— START OF Records for the task —
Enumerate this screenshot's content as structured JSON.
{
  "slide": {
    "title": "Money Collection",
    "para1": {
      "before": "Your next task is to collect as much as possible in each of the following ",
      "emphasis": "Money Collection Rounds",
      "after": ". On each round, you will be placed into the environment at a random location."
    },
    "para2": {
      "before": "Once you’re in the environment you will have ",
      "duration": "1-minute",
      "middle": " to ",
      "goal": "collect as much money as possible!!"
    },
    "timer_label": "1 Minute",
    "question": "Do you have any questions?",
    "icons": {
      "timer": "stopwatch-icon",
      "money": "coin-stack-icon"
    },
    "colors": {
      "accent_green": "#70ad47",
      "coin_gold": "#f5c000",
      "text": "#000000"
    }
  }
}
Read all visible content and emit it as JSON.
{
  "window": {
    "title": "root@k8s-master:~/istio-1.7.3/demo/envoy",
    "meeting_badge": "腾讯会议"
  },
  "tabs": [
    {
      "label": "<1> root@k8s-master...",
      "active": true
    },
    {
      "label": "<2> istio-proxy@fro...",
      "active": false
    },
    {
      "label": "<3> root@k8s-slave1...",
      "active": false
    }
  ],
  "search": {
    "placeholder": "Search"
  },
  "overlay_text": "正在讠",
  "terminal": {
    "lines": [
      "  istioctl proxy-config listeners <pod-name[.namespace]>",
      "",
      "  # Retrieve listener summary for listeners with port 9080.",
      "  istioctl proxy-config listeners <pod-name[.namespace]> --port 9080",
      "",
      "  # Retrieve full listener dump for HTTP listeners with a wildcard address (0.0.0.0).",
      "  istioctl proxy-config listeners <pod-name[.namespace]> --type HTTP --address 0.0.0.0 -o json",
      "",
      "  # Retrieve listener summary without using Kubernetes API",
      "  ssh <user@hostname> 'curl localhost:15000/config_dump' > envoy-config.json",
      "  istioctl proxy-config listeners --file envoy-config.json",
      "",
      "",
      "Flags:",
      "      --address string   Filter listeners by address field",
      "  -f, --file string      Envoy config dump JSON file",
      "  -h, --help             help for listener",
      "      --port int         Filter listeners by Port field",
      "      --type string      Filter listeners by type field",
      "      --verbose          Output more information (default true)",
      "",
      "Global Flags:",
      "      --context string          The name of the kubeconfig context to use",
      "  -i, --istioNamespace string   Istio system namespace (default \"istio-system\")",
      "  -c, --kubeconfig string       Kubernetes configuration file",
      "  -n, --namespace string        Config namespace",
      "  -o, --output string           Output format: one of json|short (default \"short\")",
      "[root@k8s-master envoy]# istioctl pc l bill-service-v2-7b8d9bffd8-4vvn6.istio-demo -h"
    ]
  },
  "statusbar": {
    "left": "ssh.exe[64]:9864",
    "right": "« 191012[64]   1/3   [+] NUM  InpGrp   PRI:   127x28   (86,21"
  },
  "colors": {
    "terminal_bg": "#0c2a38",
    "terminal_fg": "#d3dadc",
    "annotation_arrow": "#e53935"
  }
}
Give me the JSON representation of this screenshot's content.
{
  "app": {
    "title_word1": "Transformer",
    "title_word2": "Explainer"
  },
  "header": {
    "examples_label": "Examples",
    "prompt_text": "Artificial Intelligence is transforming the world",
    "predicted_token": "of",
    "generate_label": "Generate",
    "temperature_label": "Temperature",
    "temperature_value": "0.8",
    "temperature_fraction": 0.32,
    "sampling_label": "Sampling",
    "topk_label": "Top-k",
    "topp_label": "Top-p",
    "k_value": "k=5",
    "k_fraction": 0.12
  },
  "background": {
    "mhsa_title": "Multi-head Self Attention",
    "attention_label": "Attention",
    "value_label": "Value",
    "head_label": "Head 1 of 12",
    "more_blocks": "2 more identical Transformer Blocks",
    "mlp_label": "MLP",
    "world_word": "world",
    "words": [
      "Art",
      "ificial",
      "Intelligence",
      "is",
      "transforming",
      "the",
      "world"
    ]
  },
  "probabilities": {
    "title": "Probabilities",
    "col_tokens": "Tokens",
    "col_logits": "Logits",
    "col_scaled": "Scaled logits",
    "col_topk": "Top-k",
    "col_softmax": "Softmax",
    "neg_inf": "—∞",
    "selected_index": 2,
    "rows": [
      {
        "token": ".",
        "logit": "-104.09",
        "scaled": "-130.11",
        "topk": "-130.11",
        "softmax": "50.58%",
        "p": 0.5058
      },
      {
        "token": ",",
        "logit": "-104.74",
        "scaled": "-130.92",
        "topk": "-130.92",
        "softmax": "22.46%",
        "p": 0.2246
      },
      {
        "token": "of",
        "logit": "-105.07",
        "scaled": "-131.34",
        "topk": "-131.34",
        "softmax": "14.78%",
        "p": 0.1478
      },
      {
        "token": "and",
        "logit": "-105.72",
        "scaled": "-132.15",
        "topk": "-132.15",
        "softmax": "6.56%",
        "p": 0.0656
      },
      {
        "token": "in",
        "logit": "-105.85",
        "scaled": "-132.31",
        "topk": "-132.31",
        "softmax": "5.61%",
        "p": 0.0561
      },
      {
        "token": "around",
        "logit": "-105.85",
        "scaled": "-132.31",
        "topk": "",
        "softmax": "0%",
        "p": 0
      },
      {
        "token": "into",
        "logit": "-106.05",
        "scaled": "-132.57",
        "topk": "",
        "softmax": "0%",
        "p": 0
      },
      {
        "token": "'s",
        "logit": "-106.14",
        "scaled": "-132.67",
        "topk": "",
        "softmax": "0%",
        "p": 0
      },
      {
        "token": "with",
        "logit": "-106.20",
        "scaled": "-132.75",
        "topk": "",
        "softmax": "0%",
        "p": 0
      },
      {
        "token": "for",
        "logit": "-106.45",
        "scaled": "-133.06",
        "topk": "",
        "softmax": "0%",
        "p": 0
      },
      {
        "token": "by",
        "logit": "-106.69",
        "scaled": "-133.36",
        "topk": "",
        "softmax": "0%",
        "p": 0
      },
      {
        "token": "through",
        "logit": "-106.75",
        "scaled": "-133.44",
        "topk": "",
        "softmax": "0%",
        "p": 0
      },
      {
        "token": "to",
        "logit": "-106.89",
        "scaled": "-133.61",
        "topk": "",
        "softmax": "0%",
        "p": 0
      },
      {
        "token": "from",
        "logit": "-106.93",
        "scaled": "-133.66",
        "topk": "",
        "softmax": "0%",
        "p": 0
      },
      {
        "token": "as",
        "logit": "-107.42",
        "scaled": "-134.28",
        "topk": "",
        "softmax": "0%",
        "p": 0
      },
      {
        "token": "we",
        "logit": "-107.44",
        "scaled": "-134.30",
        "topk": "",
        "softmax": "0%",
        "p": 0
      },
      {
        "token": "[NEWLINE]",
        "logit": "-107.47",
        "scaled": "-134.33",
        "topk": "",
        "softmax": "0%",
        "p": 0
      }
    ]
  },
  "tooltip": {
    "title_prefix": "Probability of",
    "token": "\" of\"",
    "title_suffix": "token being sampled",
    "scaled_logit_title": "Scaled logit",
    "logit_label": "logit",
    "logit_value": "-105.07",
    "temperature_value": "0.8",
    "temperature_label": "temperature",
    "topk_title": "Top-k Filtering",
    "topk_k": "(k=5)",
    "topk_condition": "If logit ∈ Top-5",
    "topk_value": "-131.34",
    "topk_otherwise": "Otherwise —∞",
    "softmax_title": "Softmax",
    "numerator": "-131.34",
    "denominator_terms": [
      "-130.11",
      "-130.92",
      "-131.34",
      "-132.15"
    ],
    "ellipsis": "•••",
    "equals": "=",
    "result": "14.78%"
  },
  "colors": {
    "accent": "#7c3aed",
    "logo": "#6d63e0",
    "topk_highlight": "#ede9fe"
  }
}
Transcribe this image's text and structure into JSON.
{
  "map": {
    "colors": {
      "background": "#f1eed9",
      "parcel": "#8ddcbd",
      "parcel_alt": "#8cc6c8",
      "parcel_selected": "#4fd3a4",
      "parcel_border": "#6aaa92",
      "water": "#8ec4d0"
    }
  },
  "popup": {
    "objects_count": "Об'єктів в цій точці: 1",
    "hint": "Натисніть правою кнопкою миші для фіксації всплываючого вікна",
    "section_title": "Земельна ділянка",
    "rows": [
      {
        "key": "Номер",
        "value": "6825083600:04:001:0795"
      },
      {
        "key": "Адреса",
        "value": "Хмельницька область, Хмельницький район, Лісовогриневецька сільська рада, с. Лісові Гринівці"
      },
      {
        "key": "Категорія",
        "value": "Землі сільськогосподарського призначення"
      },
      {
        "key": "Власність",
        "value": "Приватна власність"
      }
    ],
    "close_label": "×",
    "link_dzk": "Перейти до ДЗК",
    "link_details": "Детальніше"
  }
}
— END OF Records for the task —
* _Short exercise_:
Go through the lines above. Select every one that has the string "field".

* _Worked solution_:
      "      --address string   Filter listeners by address field",
      "      --port int         Filter listeners by Port field",
      "      --type string      Filter listeners by type field",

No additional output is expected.